Chart and figure data:
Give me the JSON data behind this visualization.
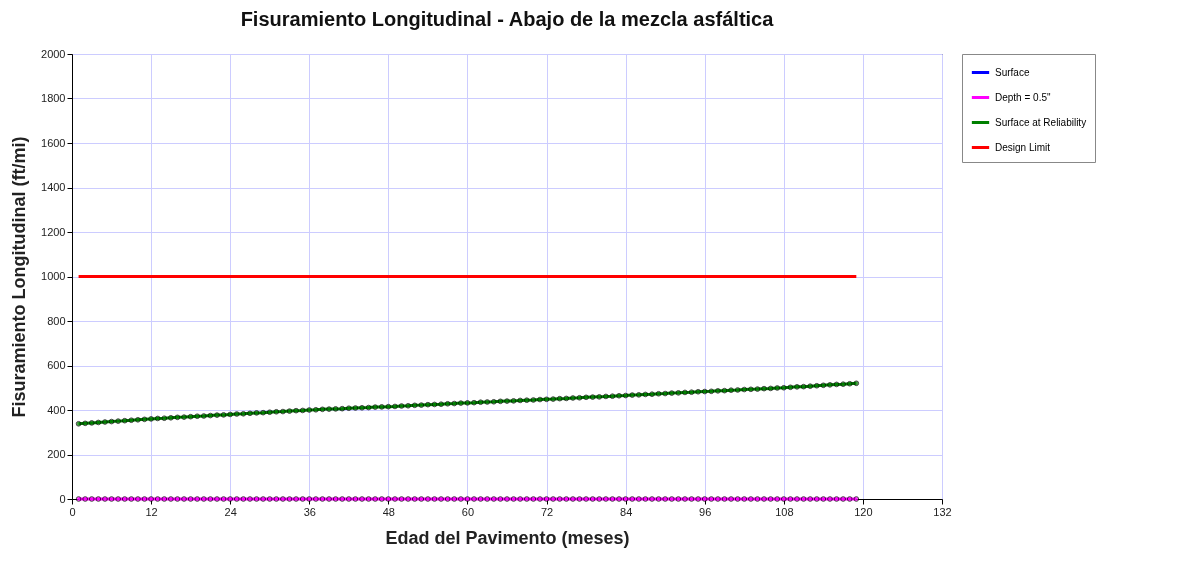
{
  "chart_data": {
    "type": "line",
    "title": "Fisuramiento Longitudinal - Abajo de la mezcla asfáltica",
    "xlabel": "Edad del Pavimento (meses)",
    "ylabel": "Fisuramiento Longitudinal  (ft/mi)",
    "x": [
      1,
      2,
      3,
      4,
      5,
      6,
      7,
      8,
      9,
      10,
      11,
      12,
      13,
      14,
      15,
      16,
      17,
      18,
      19,
      20,
      21,
      22,
      23,
      24,
      25,
      26,
      27,
      28,
      29,
      30,
      31,
      32,
      33,
      34,
      35,
      36,
      37,
      38,
      39,
      40,
      41,
      42,
      43,
      44,
      45,
      46,
      47,
      48,
      49,
      50,
      51,
      52,
      53,
      54,
      55,
      56,
      57,
      58,
      59,
      60,
      61,
      62,
      63,
      64,
      65,
      66,
      67,
      68,
      69,
      70,
      71,
      72,
      73,
      74,
      75,
      76,
      77,
      78,
      79,
      80,
      81,
      82,
      83,
      84,
      85,
      86,
      87,
      88,
      89,
      90,
      91,
      92,
      93,
      94,
      95,
      96,
      97,
      98,
      99,
      100,
      101,
      102,
      103,
      104,
      105,
      106,
      107,
      108,
      109,
      110,
      111,
      112,
      113,
      114,
      115,
      116,
      117,
      118,
      119
    ],
    "series": [
      {
        "name": "Surface",
        "color": "#0000ff",
        "marker": "circle",
        "values": [
          null,
          null,
          null,
          null,
          null,
          null,
          null,
          null,
          null,
          null,
          null,
          null,
          null,
          null,
          null,
          null,
          null,
          null,
          null,
          null,
          null,
          null,
          null,
          null,
          null,
          null,
          null,
          null,
          null,
          null,
          null,
          null,
          null,
          null,
          null,
          null,
          null,
          null,
          null,
          null,
          null,
          null,
          null,
          null,
          null,
          null,
          null,
          null,
          null,
          null,
          null,
          null,
          null,
          null,
          null,
          null,
          null,
          null,
          null,
          null,
          null,
          null,
          null,
          null,
          null,
          null,
          null,
          null,
          null,
          null,
          null,
          null,
          null,
          null,
          null,
          null,
          null,
          null,
          null,
          null,
          null,
          null,
          null,
          null,
          null,
          null,
          null,
          null,
          null,
          null,
          null,
          null,
          null,
          null,
          null,
          null,
          null,
          null,
          null,
          null,
          null,
          null,
          null,
          null,
          null,
          null,
          null,
          null,
          null,
          null,
          null,
          null,
          null,
          null,
          null,
          null,
          null,
          null,
          null
        ]
      },
      {
        "name": "Depth = 0.5\"",
        "color": "#ff00ff",
        "marker": "circle",
        "values": [
          0,
          0,
          0,
          0,
          0,
          0,
          0,
          0,
          0,
          0,
          0,
          0,
          0,
          0,
          0,
          0,
          0,
          0,
          0,
          0,
          0,
          0,
          0,
          0,
          0,
          0,
          0,
          0,
          0,
          0,
          0,
          0,
          0,
          0,
          0,
          0,
          0,
          0,
          0,
          0,
          0,
          0,
          0,
          0,
          0,
          0,
          0,
          0,
          0,
          0,
          0,
          0,
          0,
          0,
          0,
          0,
          0,
          0,
          0,
          0,
          0,
          0,
          0,
          0,
          0,
          0,
          0,
          0,
          0,
          0,
          0,
          0,
          0,
          0,
          0,
          0,
          0,
          0,
          0,
          0,
          0,
          0,
          0,
          0,
          0,
          0,
          0,
          0,
          0,
          0,
          0,
          0,
          0,
          0,
          0,
          0,
          0,
          0,
          0,
          0,
          0,
          0,
          0,
          0,
          0,
          0,
          0,
          0,
          0,
          0,
          0,
          0,
          0,
          0,
          0,
          0,
          0,
          0,
          0
        ]
      },
      {
        "name": "Surface at Reliability",
        "color": "#008000",
        "marker": "circle",
        "values": [
          338,
          340,
          342,
          344,
          346,
          348,
          350,
          352,
          354,
          356,
          358,
          360,
          362,
          363,
          365,
          367,
          368,
          370,
          372,
          373,
          375,
          377,
          378,
          380,
          382,
          383,
          385,
          387,
          388,
          390,
          392,
          393,
          395,
          397,
          398,
          400,
          401,
          403,
          404,
          405,
          406,
          408,
          409,
          410,
          411,
          413,
          414,
          415,
          416,
          418,
          419,
          421,
          422,
          424,
          425,
          426,
          428,
          429,
          431,
          432,
          433,
          435,
          436,
          437,
          439,
          440,
          441,
          443,
          444,
          445,
          447,
          448,
          449,
          451,
          452,
          454,
          455,
          457,
          458,
          459,
          461,
          462,
          464,
          465,
          467,
          468,
          470,
          471,
          473,
          474,
          476,
          477,
          479,
          480,
          482,
          483,
          484,
          486,
          487,
          489,
          490,
          492,
          493,
          494,
          496,
          497,
          499,
          500,
          502,
          504,
          505,
          507,
          509,
          511,
          513,
          515,
          516,
          518,
          520
        ]
      },
      {
        "name": "Design Limit",
        "color": "#ff0000",
        "marker": "none",
        "x": [
          1,
          119
        ],
        "values": [
          1000,
          1000
        ]
      }
    ],
    "xlim": [
      0,
      132
    ],
    "xticks": [
      0,
      12,
      24,
      36,
      48,
      60,
      72,
      84,
      96,
      108,
      120,
      132
    ],
    "ylim": [
      0,
      2000
    ],
    "yticks": [
      0,
      200,
      400,
      600,
      800,
      1000,
      1200,
      1400,
      1600,
      1800,
      2000
    ],
    "grid": true,
    "legend": "right"
  }
}
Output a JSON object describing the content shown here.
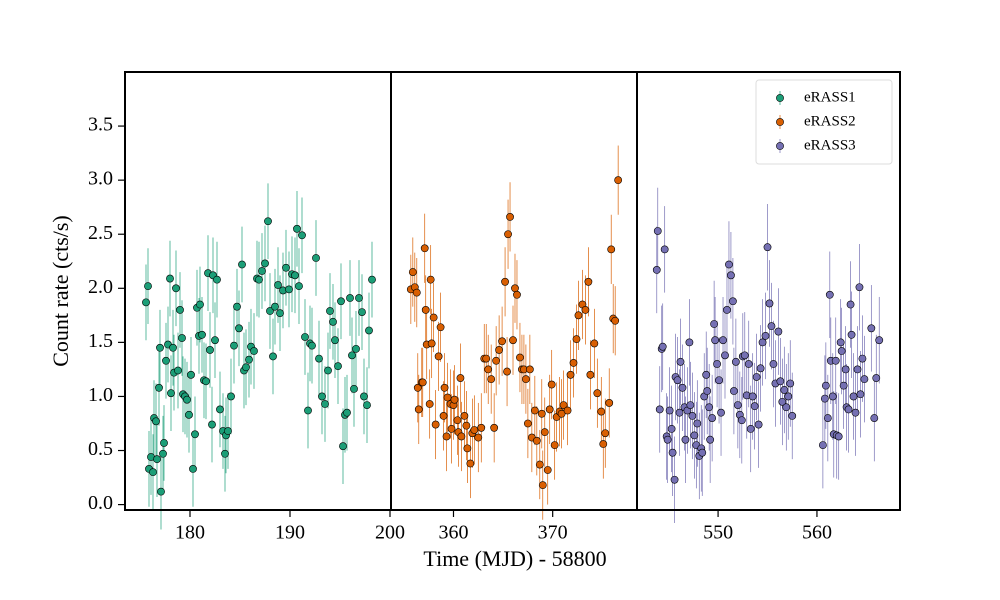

What you need to do:
From the data above, copy each line that holds "Fisuramiento".

Written solution:
    "title": "Fisuramiento Longitudinal - Abajo de la mezcla asfáltica",
    "ylabel": "Fisuramiento Longitudinal  (ft/mi)",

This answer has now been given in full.